■ **Task**
From the listing below, pick out each line with the word "band".

■ **Dataset listings of figures**

—————

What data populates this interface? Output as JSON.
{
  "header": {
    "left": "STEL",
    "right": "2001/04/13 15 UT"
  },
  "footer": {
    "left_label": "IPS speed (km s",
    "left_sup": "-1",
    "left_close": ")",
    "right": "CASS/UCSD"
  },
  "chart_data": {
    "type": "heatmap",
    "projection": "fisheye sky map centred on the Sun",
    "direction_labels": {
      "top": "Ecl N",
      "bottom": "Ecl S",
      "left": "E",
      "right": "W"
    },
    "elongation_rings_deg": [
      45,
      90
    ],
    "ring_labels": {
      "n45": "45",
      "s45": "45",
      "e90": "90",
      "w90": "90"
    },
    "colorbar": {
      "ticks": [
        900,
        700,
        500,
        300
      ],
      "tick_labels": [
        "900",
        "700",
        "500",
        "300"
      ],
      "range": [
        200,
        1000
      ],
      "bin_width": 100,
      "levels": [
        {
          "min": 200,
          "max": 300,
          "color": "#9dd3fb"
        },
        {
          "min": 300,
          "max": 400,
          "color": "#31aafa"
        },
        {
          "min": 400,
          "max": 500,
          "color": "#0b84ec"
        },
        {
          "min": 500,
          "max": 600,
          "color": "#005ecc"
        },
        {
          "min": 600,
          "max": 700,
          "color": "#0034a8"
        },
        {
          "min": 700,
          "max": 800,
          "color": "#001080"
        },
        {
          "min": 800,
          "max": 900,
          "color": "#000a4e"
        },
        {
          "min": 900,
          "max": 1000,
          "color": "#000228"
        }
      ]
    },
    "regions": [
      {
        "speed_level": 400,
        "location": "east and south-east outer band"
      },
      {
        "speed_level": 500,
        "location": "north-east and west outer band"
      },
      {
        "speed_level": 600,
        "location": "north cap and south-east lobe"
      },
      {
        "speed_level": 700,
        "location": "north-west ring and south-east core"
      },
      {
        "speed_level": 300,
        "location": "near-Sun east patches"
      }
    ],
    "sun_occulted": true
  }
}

—————

■ **Written solution**
        "location": "east and south-east outer band"
        "location": "north-east and west outer band"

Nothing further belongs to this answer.